• TASK OBJECTIVE
Return each line of the material verbatim.

++++ RECORDS TO USE

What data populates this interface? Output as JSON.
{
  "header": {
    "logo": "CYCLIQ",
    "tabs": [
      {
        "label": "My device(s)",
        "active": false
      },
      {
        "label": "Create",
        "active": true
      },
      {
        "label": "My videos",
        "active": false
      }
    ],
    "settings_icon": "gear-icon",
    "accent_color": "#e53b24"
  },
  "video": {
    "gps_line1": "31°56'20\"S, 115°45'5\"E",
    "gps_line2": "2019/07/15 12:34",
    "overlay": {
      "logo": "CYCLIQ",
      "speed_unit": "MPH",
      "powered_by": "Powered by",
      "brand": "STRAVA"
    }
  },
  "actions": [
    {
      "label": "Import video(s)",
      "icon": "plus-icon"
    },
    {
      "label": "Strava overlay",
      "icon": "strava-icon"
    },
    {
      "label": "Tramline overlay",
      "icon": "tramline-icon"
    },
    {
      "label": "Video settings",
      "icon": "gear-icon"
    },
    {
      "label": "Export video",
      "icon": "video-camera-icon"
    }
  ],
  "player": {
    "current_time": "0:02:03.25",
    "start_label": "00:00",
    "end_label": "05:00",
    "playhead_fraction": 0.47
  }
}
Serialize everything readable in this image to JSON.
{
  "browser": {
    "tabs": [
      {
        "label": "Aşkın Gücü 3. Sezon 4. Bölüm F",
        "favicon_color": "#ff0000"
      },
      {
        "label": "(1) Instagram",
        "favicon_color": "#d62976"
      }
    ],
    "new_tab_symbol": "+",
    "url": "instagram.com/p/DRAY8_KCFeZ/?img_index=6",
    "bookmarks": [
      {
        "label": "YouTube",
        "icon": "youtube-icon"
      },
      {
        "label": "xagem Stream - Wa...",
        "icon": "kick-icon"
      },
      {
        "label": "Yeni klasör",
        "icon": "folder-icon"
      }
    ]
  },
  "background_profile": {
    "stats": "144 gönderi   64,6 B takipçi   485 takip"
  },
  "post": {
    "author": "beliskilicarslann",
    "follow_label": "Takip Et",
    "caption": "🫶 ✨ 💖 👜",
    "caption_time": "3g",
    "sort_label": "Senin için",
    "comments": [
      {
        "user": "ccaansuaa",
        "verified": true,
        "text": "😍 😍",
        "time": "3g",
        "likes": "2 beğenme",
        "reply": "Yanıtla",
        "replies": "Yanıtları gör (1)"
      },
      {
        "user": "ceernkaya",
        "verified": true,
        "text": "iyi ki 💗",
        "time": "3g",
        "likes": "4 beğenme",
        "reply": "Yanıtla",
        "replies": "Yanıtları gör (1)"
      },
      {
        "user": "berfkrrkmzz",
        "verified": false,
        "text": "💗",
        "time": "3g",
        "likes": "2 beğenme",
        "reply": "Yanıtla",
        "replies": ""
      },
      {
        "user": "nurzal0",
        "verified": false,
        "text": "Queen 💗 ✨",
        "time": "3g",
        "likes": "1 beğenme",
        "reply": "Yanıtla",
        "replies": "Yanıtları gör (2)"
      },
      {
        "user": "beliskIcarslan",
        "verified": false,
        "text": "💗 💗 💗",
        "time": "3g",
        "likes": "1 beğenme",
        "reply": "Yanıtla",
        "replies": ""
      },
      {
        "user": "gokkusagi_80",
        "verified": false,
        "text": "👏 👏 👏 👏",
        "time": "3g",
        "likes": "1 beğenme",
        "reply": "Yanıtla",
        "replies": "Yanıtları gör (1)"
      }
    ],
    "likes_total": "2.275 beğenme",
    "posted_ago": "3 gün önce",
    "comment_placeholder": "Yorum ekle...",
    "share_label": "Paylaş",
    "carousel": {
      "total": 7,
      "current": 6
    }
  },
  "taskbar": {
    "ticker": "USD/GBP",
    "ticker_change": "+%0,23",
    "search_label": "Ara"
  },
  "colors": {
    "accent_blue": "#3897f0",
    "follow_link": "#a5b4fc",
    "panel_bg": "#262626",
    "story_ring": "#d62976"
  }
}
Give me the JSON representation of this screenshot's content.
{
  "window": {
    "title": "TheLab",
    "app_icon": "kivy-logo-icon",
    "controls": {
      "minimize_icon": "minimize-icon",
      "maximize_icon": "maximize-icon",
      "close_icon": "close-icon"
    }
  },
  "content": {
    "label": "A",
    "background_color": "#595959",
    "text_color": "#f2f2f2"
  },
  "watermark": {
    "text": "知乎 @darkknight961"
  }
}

++++++++

• SOLUTION TO THIS EXERCISE
What data populates this interface? Output as JSON.
{
  "header": {
    "logo": "CYCLIQ",
    "tabs": [
      {
        "label": "My device(s)",
        "active": false
      },
      {
        "label": "Create",
        "active": true
      },
      {
        "label": "My videos",
        "active": false
      }
    ],
    "settings_icon": "gear-icon",
    "accent_color": "#e53b24"
  },
  "video": {
    "gps_line1": "31°56'20\"S, 115°45'5\"E",
    "gps_line2": "2019/07/15 12:34",
    "overlay": {
      "logo": "CYCLIQ",
      "speed_unit": "MPH",
      "powered_by": "Powered by",
      "brand": "STRAVA"
    }
  },
  "actions": [
    {
      "label": "Import video(s)",
      "icon": "plus-icon"
    },
    {
      "label": "Strava overlay",
      "icon": "strava-icon"
    },
    {
      "label": "Tramline overlay",
      "icon": "tramline-icon"
    },
    {
      "label": "Video settings",
      "icon": "gear-icon"
    },
    {
      "label": "Export video",
      "icon": "video-camera-icon"
    }
  ],
  "player": {
    "current_time": "0:02:03.25",
    "start_label": "00:00",
    "end_label": "05:00",
    "playhead_fraction": 0.47
  }
}
Serialize everything readable in this image to JSON.
{
  "browser": {
    "tabs": [
      {
        "label": "Aşkın Gücü 3. Sezon 4. Bölüm F",
        "favicon_color": "#ff0000"
      },
      {
        "label": "(1) Instagram",
        "favicon_color": "#d62976"
      }
    ],
    "new_tab_symbol": "+",
    "url": "instagram.com/p/DRAY8_KCFeZ/?img_index=6",
    "bookmarks": [
      {
        "label": "YouTube",
        "icon": "youtube-icon"
      },
      {
        "label": "xagem Stream - Wa...",
        "icon": "kick-icon"
      },
      {
        "label": "Yeni klasör",
        "icon": "folder-icon"
      }
    ]
  },
  "background_profile": {
    "stats": "144 gönderi   64,6 B takipçi   485 takip"
  },
  "post": {
    "author": "beliskilicarslann",
    "follow_label": "Takip Et",
    "caption": "🫶 ✨ 💖 👜",
    "caption_time": "3g",
    "sort_label": "Senin için",
    "comments": [
      {
        "user": "ccaansuaa",
        "verified": true,
        "text": "😍 😍",
        "time": "3g",
        "likes": "2 beğenme",
        "reply": "Yanıtla",
        "replies": "Yanıtları gör (1)"
      },
      {
        "user": "ceernkaya",
        "verified": true,
        "text": "iyi ki 💗",
        "time": "3g",
        "likes": "4 beğenme",
        "reply": "Yanıtla",
        "replies": "Yanıtları gör (1)"
      },
      {
        "user": "berfkrrkmzz",
        "verified": false,
        "text": "💗",
        "time": "3g",
        "likes": "2 beğenme",
        "reply": "Yanıtla",
        "replies": ""
      },
      {
        "user": "nurzal0",
        "verified": false,
        "text": "Queen 💗 ✨",
        "time": "3g",
        "likes": "1 beğenme",
        "reply": "Yanıtla",
        "replies": "Yanıtları gör (2)"
      },
      {
        "user": "beliskIcarslan",
        "verified": false,
        "text": "💗 💗 💗",
        "time": "3g",
        "likes": "1 beğenme",
        "reply": "Yanıtla",
        "replies": ""
      },
      {
        "user": "gokkusagi_80",
        "verified": false,
        "text": "👏 👏 👏 👏",
        "time": "3g",
        "likes": "1 beğenme",
        "reply": "Yanıtla",
        "replies": "Yanıtları gör (1)"
      }
    ],
    "likes_total": "2.275 beğenme",
    "posted_ago": "3 gün önce",
    "comment_placeholder": "Yorum ekle...",
    "share_label": "Paylaş",
    "carousel": {
      "total": 7,
      "current": 6
    }
  },
  "taskbar": {
    "ticker": "USD/GBP",
    "ticker_change": "+%0,23",
    "search_label": "Ara"
  },
  "colors": {
    "accent_blue": "#3897f0",
    "follow_link": "#a5b4fc",
    "panel_bg": "#262626",
    "story_ring": "#d62976"
  }
}
Give me the JSON representation of this screenshot's content.
{
  "window": {
    "title": "TheLab",
    "app_icon": "kivy-logo-icon",
    "controls": {
      "minimize_icon": "minimize-icon",
      "maximize_icon": "maximize-icon",
      "close_icon": "close-icon"
    }
  },
  "content": {
    "label": "A",
    "background_color": "#595959",
    "text_color": "#f2f2f2"
  },
  "watermark": {
    "text": "知乎 @darkknight961"
  }
}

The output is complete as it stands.